Written problem:
Drop all images and give the records again exactly.
-------
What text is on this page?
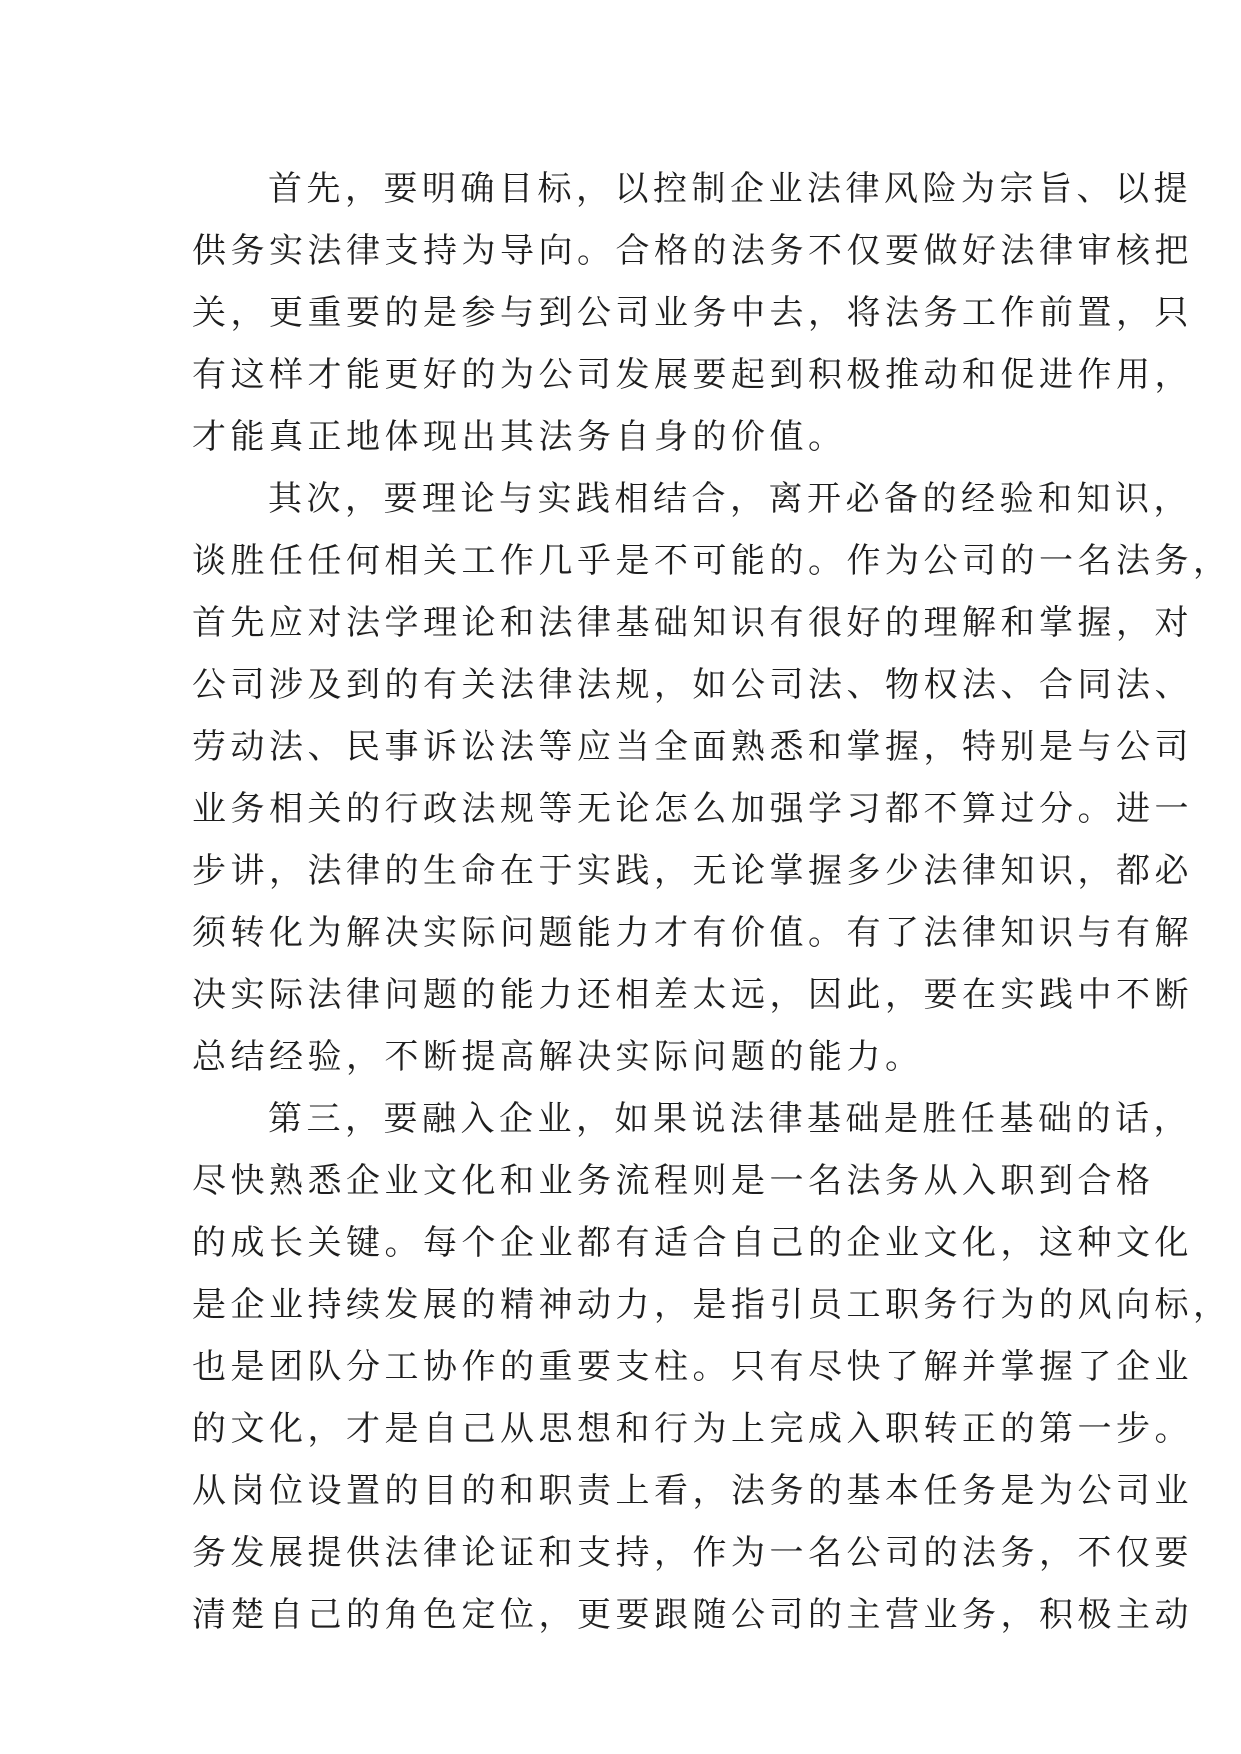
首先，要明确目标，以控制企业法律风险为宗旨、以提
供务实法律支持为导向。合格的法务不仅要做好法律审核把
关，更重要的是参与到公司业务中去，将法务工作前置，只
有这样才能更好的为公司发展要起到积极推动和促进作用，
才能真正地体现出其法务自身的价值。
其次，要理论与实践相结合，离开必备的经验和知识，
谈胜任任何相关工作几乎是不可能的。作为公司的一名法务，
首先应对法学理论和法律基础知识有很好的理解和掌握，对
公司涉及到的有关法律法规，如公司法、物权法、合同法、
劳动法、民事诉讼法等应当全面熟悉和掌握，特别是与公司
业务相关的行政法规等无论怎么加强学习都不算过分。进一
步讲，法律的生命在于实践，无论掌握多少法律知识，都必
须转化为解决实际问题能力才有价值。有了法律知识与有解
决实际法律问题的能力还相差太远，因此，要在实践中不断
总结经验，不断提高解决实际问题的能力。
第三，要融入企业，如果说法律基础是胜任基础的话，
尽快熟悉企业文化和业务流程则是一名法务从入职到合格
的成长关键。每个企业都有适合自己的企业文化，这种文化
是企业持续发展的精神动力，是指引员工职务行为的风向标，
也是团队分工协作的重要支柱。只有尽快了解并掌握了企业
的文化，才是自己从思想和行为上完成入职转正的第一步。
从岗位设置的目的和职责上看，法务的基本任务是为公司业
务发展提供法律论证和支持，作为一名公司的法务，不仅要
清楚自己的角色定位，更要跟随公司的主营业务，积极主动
-------
Response:
What text is on this page?
首先，要明确目标，以控制企业法律风险为宗旨、以提
供务实法律支持为导向。合格的法务不仅要做好法律审核把
关，更重要的是参与到公司业务中去，将法务工作前置，只
有这样才能更好的为公司发展要起到积极推动和促进作用，
才能真正地体现出其法务自身的价值。
其次，要理论与实践相结合，离开必备的经验和知识，
谈胜任任何相关工作几乎是不可能的。作为公司的一名法务，
首先应对法学理论和法律基础知识有很好的理解和掌握，对
公司涉及到的有关法律法规，如公司法、物权法、合同法、
劳动法、民事诉讼法等应当全面熟悉和掌握，特别是与公司
业务相关的行政法规等无论怎么加强学习都不算过分。进一
步讲，法律的生命在于实践，无论掌握多少法律知识，都必
须转化为解决实际问题能力才有价值。有了法律知识与有解
决实际法律问题的能力还相差太远，因此，要在实践中不断
总结经验，不断提高解决实际问题的能力。
第三，要融入企业，如果说法律基础是胜任基础的话，
尽快熟悉企业文化和业务流程则是一名法务从入职到合格
的成长关键。每个企业都有适合自己的企业文化，这种文化
是企业持续发展的精神动力，是指引员工职务行为的风向标，
也是团队分工协作的重要支柱。只有尽快了解并掌握了企业
的文化，才是自己从思想和行为上完成入职转正的第一步。
从岗位设置的目的和职责上看，法务的基本任务是为公司业
务发展提供法律论证和支持，作为一名公司的法务，不仅要
清楚自己的角色定位，更要跟随公司的主营业务，积极主动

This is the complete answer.